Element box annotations
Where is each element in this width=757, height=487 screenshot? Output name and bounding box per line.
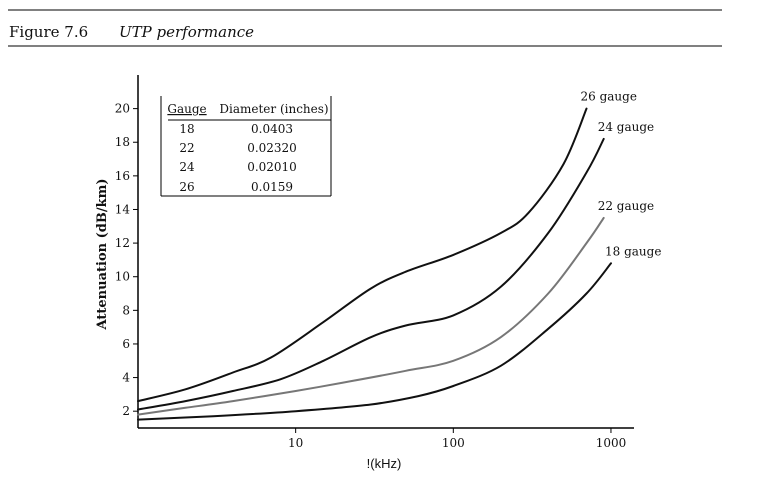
y-tick-label: 4 bbox=[122, 371, 130, 385]
series-labels: 26 gauge 24 gauge 22 gauge 18 gauge bbox=[581, 90, 662, 259]
data-point-24-gauge bbox=[603, 138, 605, 140]
series-line-26-gauge bbox=[137, 107, 588, 403]
figure-number: Figure 7.6 bbox=[9, 23, 88, 41]
data-point-18-gauge bbox=[547, 328, 549, 330]
data-point-22-gauge bbox=[603, 217, 605, 219]
data-point-24-gauge bbox=[184, 400, 187, 402]
data-point-26-gauge bbox=[370, 287, 372, 290]
data-point-26-gauge bbox=[270, 356, 272, 358]
gauge-table-cell-diameter: 0.02320 bbox=[247, 141, 297, 155]
x-tick-label: 100 bbox=[442, 436, 465, 450]
y-tick-label: 2 bbox=[122, 404, 130, 418]
gauge-table-cell-gauge: 26 bbox=[179, 180, 194, 194]
x-tick-label: 1000 bbox=[596, 436, 627, 450]
data-point-18-gauge bbox=[585, 292, 588, 295]
series-label-22-gauge: 22 gauge bbox=[598, 199, 654, 213]
data-point-24-gauge bbox=[500, 286, 502, 288]
series-group bbox=[137, 107, 612, 421]
y-tick-label: 18 bbox=[115, 135, 130, 149]
x-ticks: 10 100 1000 bbox=[288, 428, 626, 450]
gauge-table-cell-diameter: 0.0159 bbox=[251, 180, 293, 194]
y-tick-label: 6 bbox=[122, 337, 130, 351]
gauge-table-header-gauge: Gauge bbox=[167, 102, 206, 116]
y-tick-label: 20 bbox=[115, 102, 130, 116]
x-axis-label: !(kHz) bbox=[367, 456, 402, 471]
gauge-table-cell-diameter: 0.02010 bbox=[247, 160, 297, 174]
data-point-22-gauge bbox=[342, 382, 344, 384]
data-point-26-gauge bbox=[527, 212, 530, 214]
y-axis-label: Attenuation (dB/km) bbox=[95, 179, 110, 331]
data-point-24-gauge bbox=[137, 408, 139, 411]
series-line-24-gauge bbox=[137, 137, 605, 411]
data-point-26-gauge bbox=[137, 400, 139, 402]
data-point-18-gauge bbox=[212, 415, 214, 417]
x-tick-label: 10 bbox=[288, 436, 303, 450]
gauge-table-header-diameter: Diameter (inches) bbox=[219, 102, 328, 116]
figure-caption: UTP performance bbox=[119, 23, 254, 41]
data-point-24-gauge bbox=[279, 378, 281, 380]
data-point-24-gauge bbox=[547, 232, 549, 234]
data-point-18-gauge bbox=[417, 395, 419, 397]
series-line-22-gauge bbox=[137, 216, 605, 416]
y-tick-label: 16 bbox=[115, 169, 130, 183]
data-point-22-gauge bbox=[137, 414, 139, 416]
data-point-26-gauge bbox=[184, 388, 187, 390]
data-point-22-gauge bbox=[184, 407, 187, 409]
data-point-18-gauge bbox=[370, 403, 372, 406]
data-point-18-gauge bbox=[610, 262, 612, 264]
gauge-table-cell-gauge: 18 bbox=[179, 122, 194, 136]
data-point-22-gauge bbox=[547, 292, 549, 295]
data-point-24-gauge bbox=[405, 324, 407, 327]
data-point-24-gauge bbox=[585, 171, 588, 174]
y-tick-label: 14 bbox=[115, 202, 131, 216]
data-point-26-gauge bbox=[405, 271, 407, 273]
data-point-22-gauge bbox=[585, 242, 588, 244]
y-tick-label: 12 bbox=[115, 236, 130, 250]
series-label-26-gauge: 26 gauge bbox=[581, 90, 637, 104]
data-point-24-gauge bbox=[370, 336, 372, 338]
series-label-24-gauge: 24 gauge bbox=[598, 120, 654, 134]
data-point-24-gauge bbox=[452, 314, 454, 316]
data-point-26-gauge bbox=[585, 108, 588, 110]
data-point-22-gauge bbox=[452, 360, 454, 362]
data-point-18-gauge bbox=[295, 410, 297, 412]
data-point-26-gauge bbox=[452, 254, 454, 256]
gauge-table-cell-gauge: 22 bbox=[179, 141, 194, 155]
data-point-26-gauge bbox=[232, 371, 234, 374]
data-point-18-gauge bbox=[452, 385, 454, 387]
series-line-18-gauge bbox=[137, 262, 612, 421]
data-point-22-gauge bbox=[232, 400, 234, 402]
y-ticks: 2 4 6 8 10 12 14 16 18 20 bbox=[115, 102, 138, 418]
series-label-18-gauge: 18 gauge bbox=[605, 244, 661, 258]
data-point-22-gauge bbox=[405, 370, 407, 372]
y-tick-label: 10 bbox=[115, 270, 130, 284]
y-tick-label: 8 bbox=[122, 303, 130, 317]
data-point-26-gauge bbox=[322, 321, 324, 323]
gauge-table-cell-diameter: 0.0403 bbox=[251, 122, 293, 136]
data-point-22-gauge bbox=[295, 390, 297, 392]
data-point-18-gauge bbox=[137, 419, 139, 421]
gauge-table-cell-gauge: 24 bbox=[179, 160, 195, 174]
data-point-18-gauge bbox=[500, 365, 502, 367]
gauge-table: Gauge Diameter (inches) 18 0.0403 22 0.0… bbox=[160, 96, 332, 197]
data-point-22-gauge bbox=[500, 336, 502, 338]
data-point-24-gauge bbox=[232, 390, 234, 392]
data-point-24-gauge bbox=[322, 360, 324, 362]
data-point-26-gauge bbox=[562, 163, 565, 165]
data-point-26-gauge bbox=[500, 232, 502, 234]
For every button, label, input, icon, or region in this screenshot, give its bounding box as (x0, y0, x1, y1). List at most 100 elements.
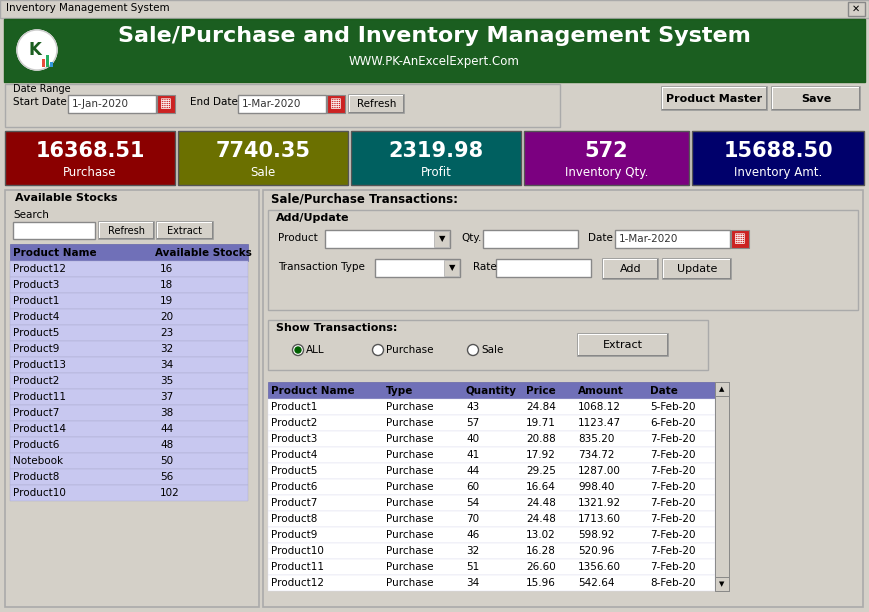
Text: Purchase: Purchase (386, 578, 434, 588)
Text: 19.71: 19.71 (526, 418, 556, 428)
Text: Sale: Sale (481, 345, 503, 355)
Text: 46: 46 (466, 530, 479, 540)
Bar (615, 230, 730, 248)
Text: Product1: Product1 (271, 402, 317, 412)
Bar (772, 87, 773, 110)
Text: Start Date: Start Date (13, 97, 67, 107)
Circle shape (373, 345, 383, 356)
Text: 20: 20 (160, 312, 173, 322)
Text: 16368.51: 16368.51 (36, 141, 145, 161)
Bar (375, 259, 460, 277)
Text: ▲: ▲ (720, 386, 725, 392)
Bar (578, 355, 668, 356)
Text: 35: 35 (160, 376, 173, 386)
Text: Product2: Product2 (13, 376, 59, 386)
Bar (268, 495, 715, 511)
Text: Product9: Product9 (271, 530, 317, 540)
Bar (10, 261, 248, 277)
Bar (5, 131, 175, 185)
Bar (349, 95, 404, 113)
Text: ▦: ▦ (330, 97, 342, 111)
Text: 1123.47: 1123.47 (578, 418, 621, 428)
Bar (99, 238, 154, 239)
Text: 7-Feb-20: 7-Feb-20 (650, 530, 695, 540)
Text: Transaction Type: Transaction Type (278, 262, 365, 272)
Bar (268, 210, 858, 310)
Text: ▼: ▼ (720, 581, 725, 587)
Text: 8-Feb-20: 8-Feb-20 (650, 578, 695, 588)
Text: 37: 37 (160, 392, 173, 402)
Text: Show Transactions:: Show Transactions: (276, 323, 397, 333)
Text: 43: 43 (466, 402, 479, 412)
Bar (403, 95, 404, 113)
Bar (46, 55, 49, 67)
Text: 29.25: 29.25 (526, 466, 556, 476)
Text: Product11: Product11 (13, 392, 66, 402)
Text: 19: 19 (160, 296, 173, 306)
Text: 18: 18 (160, 280, 173, 290)
Circle shape (293, 345, 303, 356)
Bar (68, 95, 156, 113)
Text: Product10: Product10 (271, 546, 324, 556)
Text: Sale/Purchase Transactions:: Sale/Purchase Transactions: (271, 193, 458, 206)
Bar (10, 244, 248, 261)
Text: Product: Product (278, 233, 318, 243)
Text: Qty.: Qty. (461, 233, 481, 243)
Bar (268, 527, 715, 543)
Text: Product13: Product13 (13, 360, 66, 370)
Text: Available Stocks: Available Stocks (155, 248, 252, 258)
Text: Notebook: Notebook (13, 456, 63, 466)
Bar (4, 19, 865, 82)
Text: 1-Mar-2020: 1-Mar-2020 (619, 234, 679, 244)
Text: 7-Feb-20: 7-Feb-20 (650, 482, 695, 492)
Text: 1-Jan-2020: 1-Jan-2020 (72, 99, 129, 109)
Bar (603, 259, 658, 279)
Text: ✕: ✕ (852, 4, 860, 14)
Text: 40: 40 (466, 434, 479, 444)
Bar (10, 453, 248, 469)
Text: Inventory Management System: Inventory Management System (6, 3, 169, 13)
Text: 24.48: 24.48 (526, 498, 556, 508)
Text: Refresh: Refresh (357, 99, 396, 109)
Text: 16.28: 16.28 (526, 546, 556, 556)
Text: 32: 32 (160, 344, 173, 354)
Text: 50: 50 (160, 456, 173, 466)
Bar (859, 87, 860, 110)
Text: 16.64: 16.64 (526, 482, 556, 492)
Bar (268, 463, 715, 479)
Text: Add: Add (620, 264, 641, 274)
Bar (212, 222, 213, 239)
Text: Inventory Amt.: Inventory Amt. (734, 166, 822, 179)
Bar (351, 131, 521, 185)
Text: Purchase: Purchase (386, 562, 434, 572)
Text: 17.92: 17.92 (526, 450, 556, 460)
Bar (10, 325, 248, 341)
Text: 15688.50: 15688.50 (723, 141, 833, 161)
Bar (268, 447, 715, 463)
Bar (663, 278, 731, 279)
Bar (10, 437, 248, 453)
Text: Product3: Product3 (271, 434, 317, 444)
Text: Product14: Product14 (13, 424, 66, 434)
Text: Rate: Rate (473, 262, 497, 272)
Text: Product6: Product6 (13, 440, 59, 450)
Text: 41: 41 (466, 450, 479, 460)
Text: Product5: Product5 (271, 466, 317, 476)
Text: 15.96: 15.96 (526, 578, 556, 588)
Text: Amount: Amount (578, 386, 624, 396)
Bar (10, 341, 248, 357)
Bar (772, 87, 860, 88)
Text: Purchase: Purchase (386, 546, 434, 556)
Text: ▦: ▦ (734, 233, 746, 245)
Bar (603, 259, 658, 260)
Bar (667, 334, 668, 356)
Bar (268, 511, 715, 527)
Bar (268, 382, 729, 399)
Bar (772, 109, 860, 110)
Bar (157, 238, 213, 239)
Bar (157, 95, 175, 113)
Bar (268, 575, 715, 591)
Text: Add/Update: Add/Update (276, 213, 349, 223)
Text: 1356.60: 1356.60 (578, 562, 621, 572)
Bar (238, 95, 326, 113)
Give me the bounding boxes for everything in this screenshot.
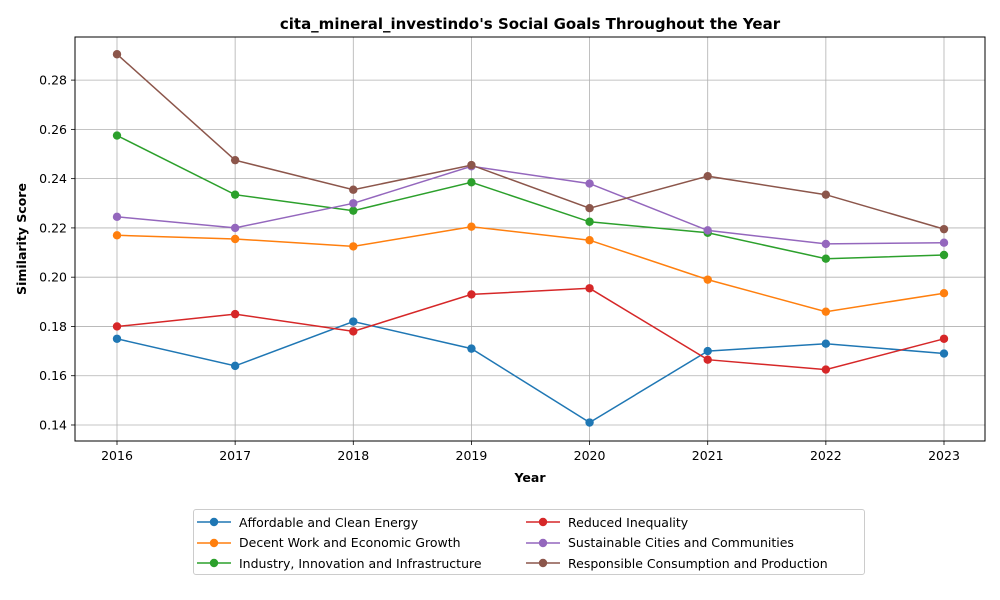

WHAT THIS TASK INVOLVES - Copy out the records word for word, starting at the line containing "Text: Purchase: Purchase (386, 578, 434, 588)" and ending with the line containing "Text: 20: 20 (160, 312, 173, 322)", both of those lines included.

TASK OUTPUT -
Text: Purchase: Purchase (386, 578, 434, 588)
Text: 19.71: 19.71 (526, 418, 556, 428)
Text: Sale: Sale (481, 345, 503, 355)
Text: 46: 46 (466, 530, 479, 540)
Bar (615, 230, 730, 248)
Text: Product1: Product1 (271, 402, 317, 412)
Bar (772, 87, 773, 110)
Text: Start Date: Start Date (13, 97, 67, 107)
Circle shape (373, 345, 383, 356)
Text: 20: 20 (160, 312, 173, 322)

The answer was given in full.